Answer with one number: how many lines hold "type".

•••••

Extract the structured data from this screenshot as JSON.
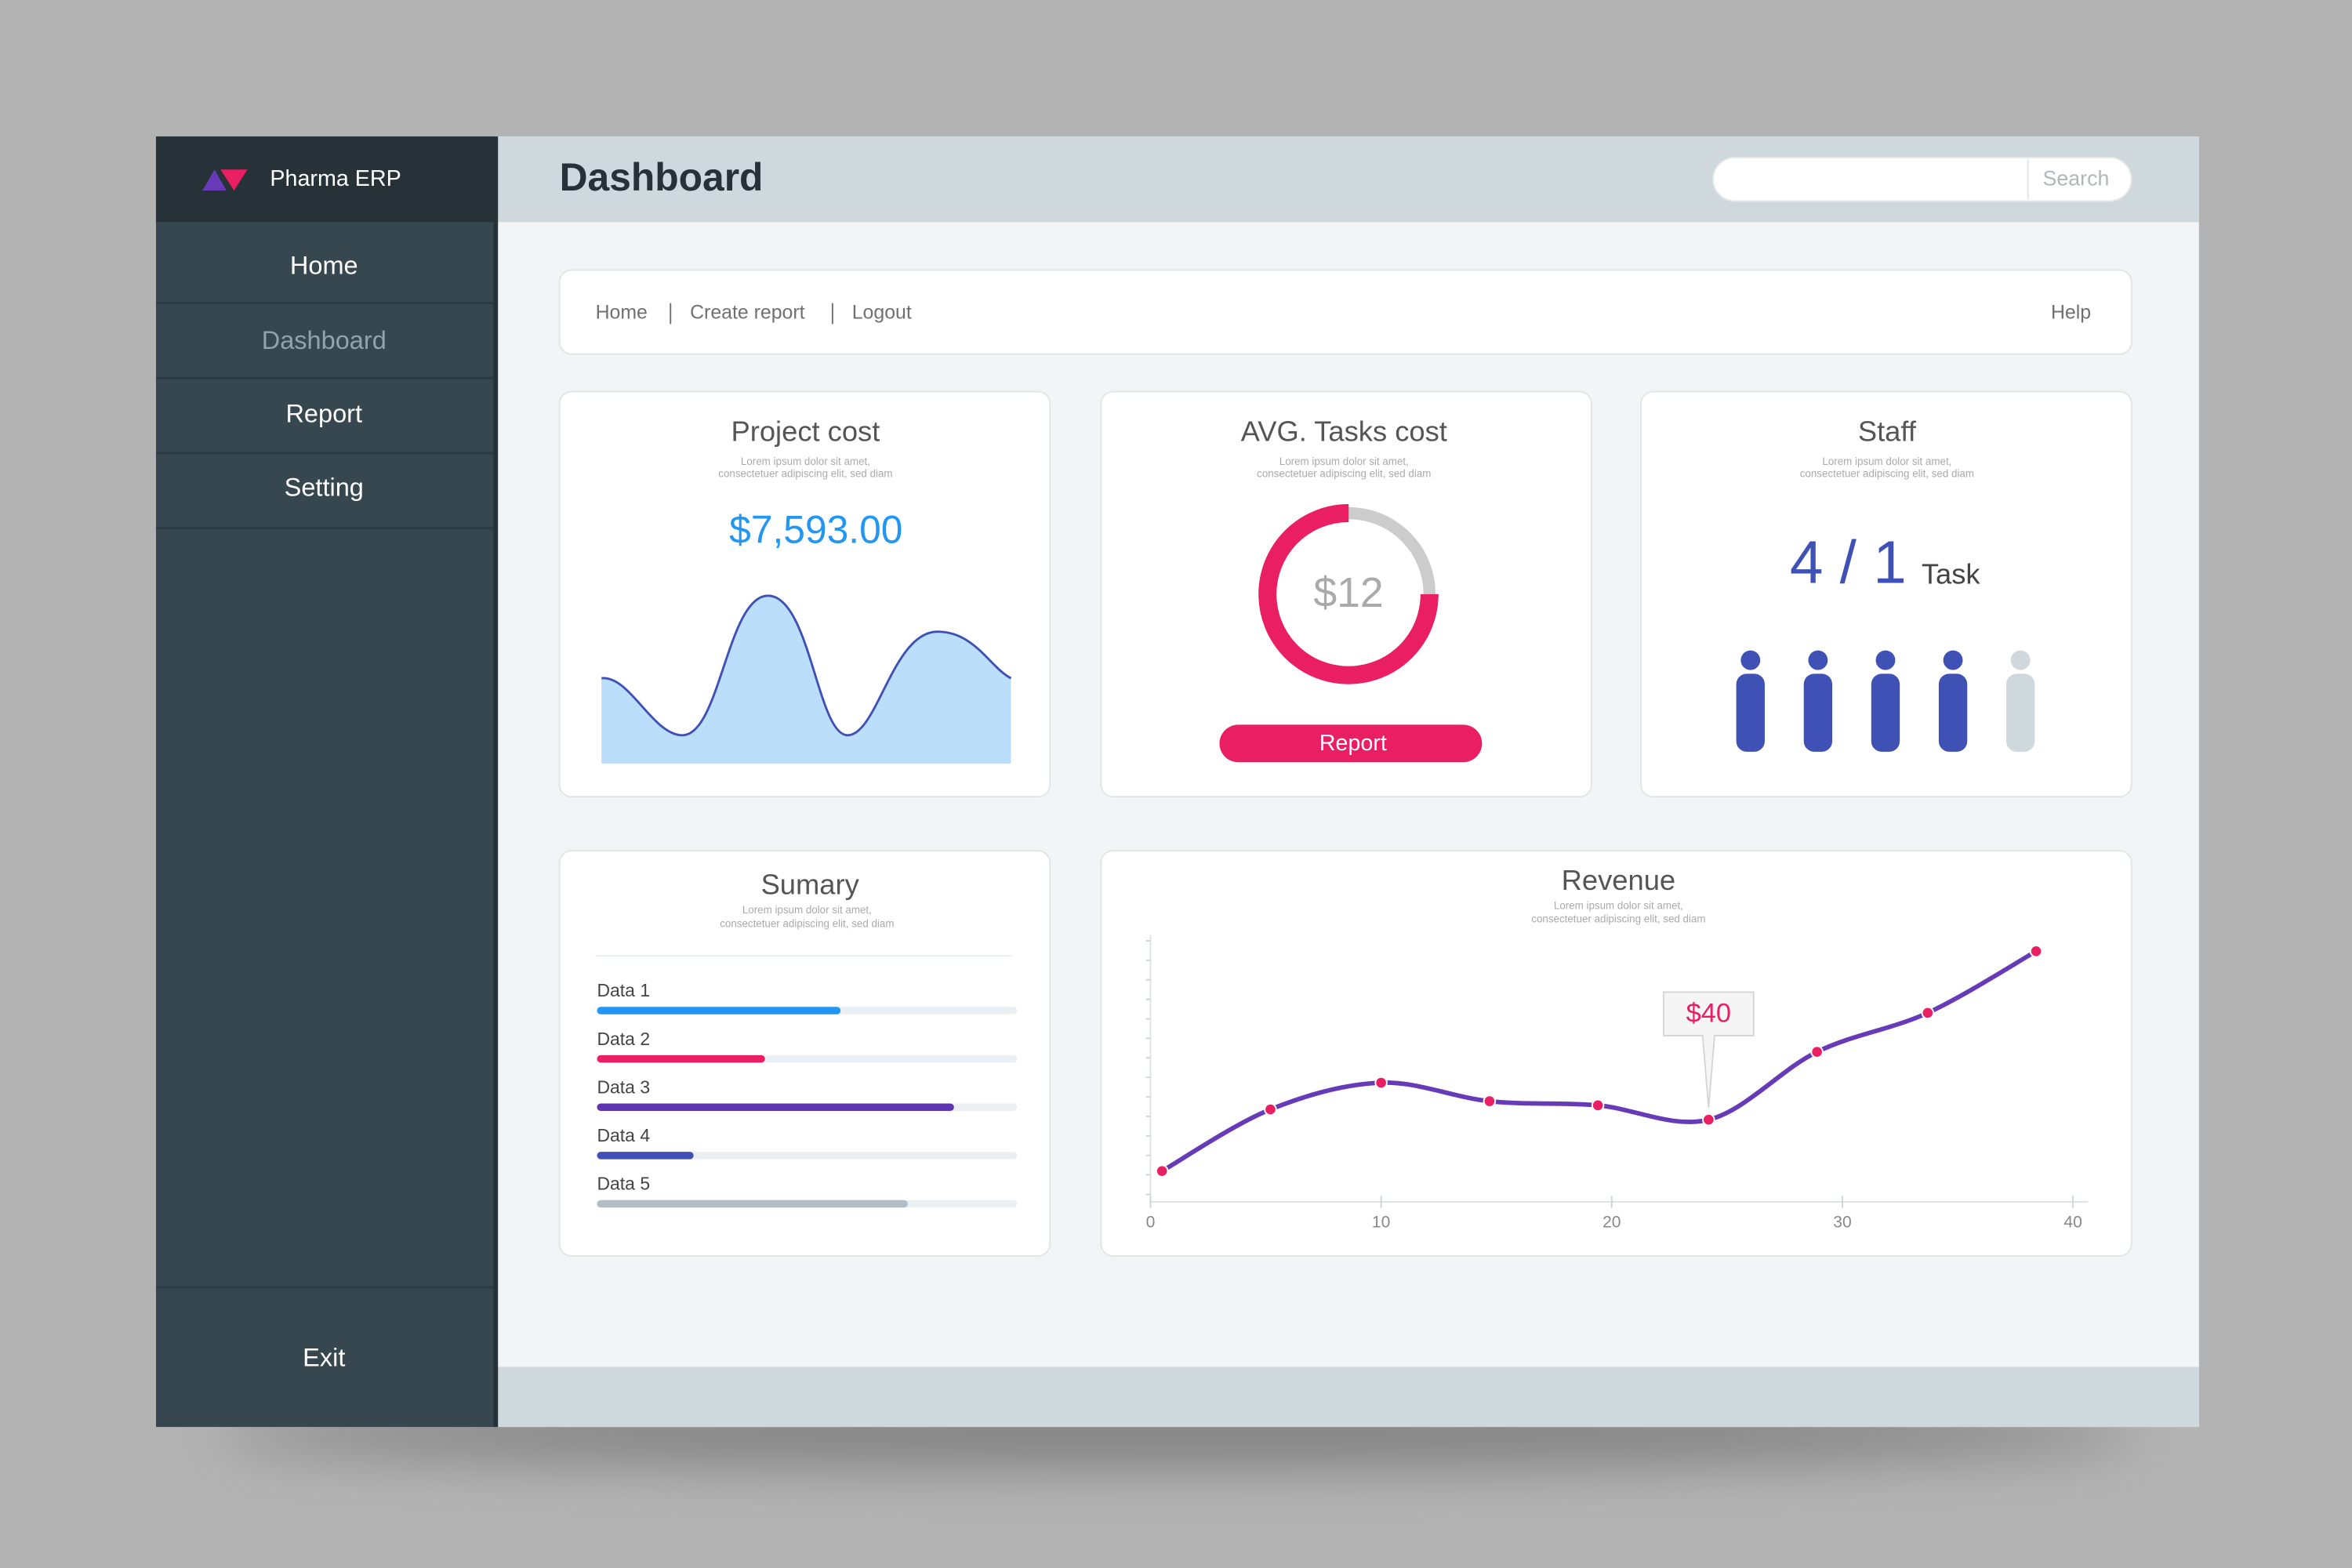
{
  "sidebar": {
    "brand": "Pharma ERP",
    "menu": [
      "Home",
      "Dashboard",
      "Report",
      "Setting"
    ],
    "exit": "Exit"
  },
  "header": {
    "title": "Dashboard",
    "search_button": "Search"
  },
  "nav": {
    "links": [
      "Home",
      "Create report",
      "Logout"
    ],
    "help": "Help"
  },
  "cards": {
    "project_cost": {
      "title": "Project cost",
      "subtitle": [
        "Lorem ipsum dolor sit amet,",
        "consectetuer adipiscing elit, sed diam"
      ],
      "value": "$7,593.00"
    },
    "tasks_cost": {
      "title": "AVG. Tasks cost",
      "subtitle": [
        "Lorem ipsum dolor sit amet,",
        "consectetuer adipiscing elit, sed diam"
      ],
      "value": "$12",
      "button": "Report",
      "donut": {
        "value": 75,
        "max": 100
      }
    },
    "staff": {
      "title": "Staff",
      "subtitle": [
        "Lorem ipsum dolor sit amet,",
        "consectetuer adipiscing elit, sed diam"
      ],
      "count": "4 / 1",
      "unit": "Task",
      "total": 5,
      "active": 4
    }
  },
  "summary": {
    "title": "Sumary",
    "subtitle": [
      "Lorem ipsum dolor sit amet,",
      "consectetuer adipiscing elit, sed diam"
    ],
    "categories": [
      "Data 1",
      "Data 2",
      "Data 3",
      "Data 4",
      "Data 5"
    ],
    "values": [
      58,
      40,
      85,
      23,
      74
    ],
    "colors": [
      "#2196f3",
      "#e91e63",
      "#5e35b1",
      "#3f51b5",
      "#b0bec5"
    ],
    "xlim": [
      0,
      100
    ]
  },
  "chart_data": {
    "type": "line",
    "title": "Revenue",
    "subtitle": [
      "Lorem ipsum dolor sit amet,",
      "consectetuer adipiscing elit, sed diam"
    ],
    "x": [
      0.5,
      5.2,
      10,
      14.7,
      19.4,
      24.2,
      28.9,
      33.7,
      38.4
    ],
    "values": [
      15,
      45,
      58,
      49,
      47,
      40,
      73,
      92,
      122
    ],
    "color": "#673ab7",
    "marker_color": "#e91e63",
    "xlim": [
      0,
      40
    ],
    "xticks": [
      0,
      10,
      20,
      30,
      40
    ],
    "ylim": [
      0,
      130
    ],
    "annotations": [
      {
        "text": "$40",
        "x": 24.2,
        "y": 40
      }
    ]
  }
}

•••••

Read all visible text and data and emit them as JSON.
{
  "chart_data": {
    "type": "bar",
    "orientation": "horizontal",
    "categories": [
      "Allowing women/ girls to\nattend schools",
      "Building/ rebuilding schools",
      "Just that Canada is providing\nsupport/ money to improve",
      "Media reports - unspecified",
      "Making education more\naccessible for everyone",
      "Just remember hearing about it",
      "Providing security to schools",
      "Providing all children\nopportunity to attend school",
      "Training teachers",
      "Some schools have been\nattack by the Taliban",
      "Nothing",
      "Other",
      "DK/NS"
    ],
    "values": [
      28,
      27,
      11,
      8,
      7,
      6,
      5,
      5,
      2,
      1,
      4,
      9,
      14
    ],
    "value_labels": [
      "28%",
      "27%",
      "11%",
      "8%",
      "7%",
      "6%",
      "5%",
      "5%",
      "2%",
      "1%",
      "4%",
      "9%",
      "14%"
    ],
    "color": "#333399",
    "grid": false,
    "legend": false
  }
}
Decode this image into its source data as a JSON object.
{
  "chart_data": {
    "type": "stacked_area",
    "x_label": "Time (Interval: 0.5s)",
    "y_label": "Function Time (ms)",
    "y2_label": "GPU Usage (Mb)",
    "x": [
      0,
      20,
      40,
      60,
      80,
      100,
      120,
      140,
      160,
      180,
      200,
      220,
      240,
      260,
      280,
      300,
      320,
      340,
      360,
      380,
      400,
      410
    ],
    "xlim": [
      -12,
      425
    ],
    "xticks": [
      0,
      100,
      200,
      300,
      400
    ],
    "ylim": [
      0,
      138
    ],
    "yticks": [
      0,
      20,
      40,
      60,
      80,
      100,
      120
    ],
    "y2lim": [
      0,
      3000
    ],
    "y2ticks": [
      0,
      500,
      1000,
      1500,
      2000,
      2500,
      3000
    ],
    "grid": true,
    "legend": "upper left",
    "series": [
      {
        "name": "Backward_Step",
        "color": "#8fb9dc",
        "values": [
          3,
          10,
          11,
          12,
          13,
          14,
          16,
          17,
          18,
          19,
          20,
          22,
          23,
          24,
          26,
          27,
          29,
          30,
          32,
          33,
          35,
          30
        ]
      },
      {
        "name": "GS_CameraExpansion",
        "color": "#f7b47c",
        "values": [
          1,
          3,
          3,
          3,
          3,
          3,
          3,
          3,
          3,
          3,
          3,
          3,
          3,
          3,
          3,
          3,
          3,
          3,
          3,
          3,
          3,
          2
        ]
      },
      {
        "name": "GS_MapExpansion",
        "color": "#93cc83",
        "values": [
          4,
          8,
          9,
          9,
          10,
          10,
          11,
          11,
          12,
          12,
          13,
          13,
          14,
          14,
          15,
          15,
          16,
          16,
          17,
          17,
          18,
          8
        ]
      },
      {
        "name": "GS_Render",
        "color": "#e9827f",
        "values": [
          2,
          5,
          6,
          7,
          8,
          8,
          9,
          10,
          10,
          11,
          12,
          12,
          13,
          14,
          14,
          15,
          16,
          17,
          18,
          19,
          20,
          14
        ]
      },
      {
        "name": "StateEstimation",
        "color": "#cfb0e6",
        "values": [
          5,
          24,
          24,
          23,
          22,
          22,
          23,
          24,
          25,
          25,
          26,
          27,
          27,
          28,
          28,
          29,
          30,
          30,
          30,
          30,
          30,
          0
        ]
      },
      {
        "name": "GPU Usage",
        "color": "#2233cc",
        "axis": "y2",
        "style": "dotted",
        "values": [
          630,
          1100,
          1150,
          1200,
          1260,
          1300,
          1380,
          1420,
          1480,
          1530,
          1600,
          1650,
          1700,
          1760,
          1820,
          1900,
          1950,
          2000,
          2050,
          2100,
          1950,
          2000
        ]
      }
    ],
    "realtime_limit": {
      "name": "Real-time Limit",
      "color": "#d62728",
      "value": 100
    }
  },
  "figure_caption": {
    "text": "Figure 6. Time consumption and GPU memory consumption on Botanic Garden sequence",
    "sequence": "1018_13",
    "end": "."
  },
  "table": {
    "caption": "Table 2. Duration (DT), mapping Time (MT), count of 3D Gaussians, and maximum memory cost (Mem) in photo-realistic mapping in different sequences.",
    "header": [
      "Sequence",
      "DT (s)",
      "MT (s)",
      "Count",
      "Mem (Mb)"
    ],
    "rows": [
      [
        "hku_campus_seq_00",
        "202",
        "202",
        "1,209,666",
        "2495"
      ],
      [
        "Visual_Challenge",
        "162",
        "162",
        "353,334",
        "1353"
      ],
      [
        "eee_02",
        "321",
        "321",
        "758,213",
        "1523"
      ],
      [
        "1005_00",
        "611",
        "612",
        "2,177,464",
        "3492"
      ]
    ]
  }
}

•••••

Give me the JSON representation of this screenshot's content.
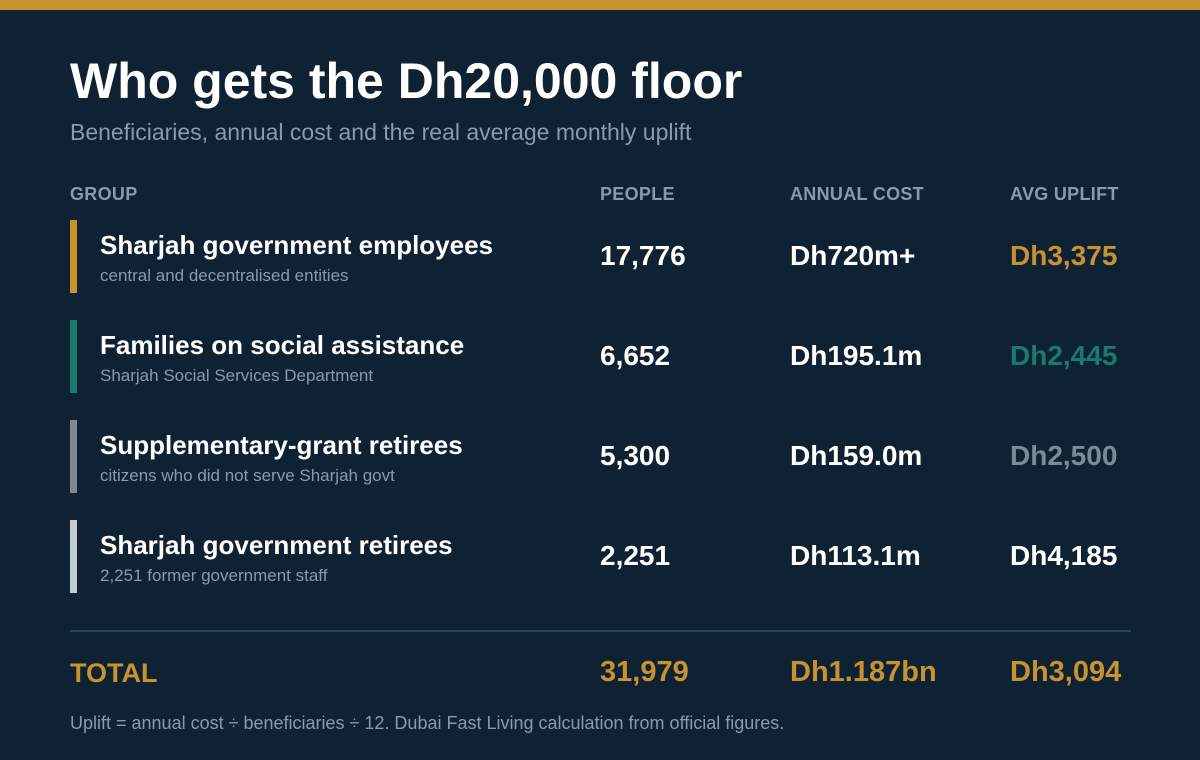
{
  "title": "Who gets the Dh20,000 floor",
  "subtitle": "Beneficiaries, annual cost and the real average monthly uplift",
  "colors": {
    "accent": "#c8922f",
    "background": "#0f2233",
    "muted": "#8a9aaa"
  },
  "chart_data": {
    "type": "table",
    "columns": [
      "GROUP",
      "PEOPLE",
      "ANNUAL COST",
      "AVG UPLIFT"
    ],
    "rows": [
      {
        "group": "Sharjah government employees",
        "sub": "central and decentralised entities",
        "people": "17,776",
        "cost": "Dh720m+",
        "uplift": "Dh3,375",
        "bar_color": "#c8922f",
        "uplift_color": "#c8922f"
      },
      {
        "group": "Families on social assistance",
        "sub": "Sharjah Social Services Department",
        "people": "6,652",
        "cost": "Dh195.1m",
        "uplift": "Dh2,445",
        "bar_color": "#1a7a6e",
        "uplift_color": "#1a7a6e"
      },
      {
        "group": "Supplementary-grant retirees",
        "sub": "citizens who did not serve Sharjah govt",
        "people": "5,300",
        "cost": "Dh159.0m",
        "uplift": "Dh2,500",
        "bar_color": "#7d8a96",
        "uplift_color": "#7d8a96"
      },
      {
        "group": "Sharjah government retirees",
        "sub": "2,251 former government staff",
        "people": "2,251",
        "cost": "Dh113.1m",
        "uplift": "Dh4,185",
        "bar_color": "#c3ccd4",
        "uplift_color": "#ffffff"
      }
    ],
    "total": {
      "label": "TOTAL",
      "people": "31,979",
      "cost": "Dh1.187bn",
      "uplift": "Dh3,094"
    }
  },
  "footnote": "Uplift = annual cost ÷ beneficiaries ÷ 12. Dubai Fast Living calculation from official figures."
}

•••••

Solution to this exercise: 4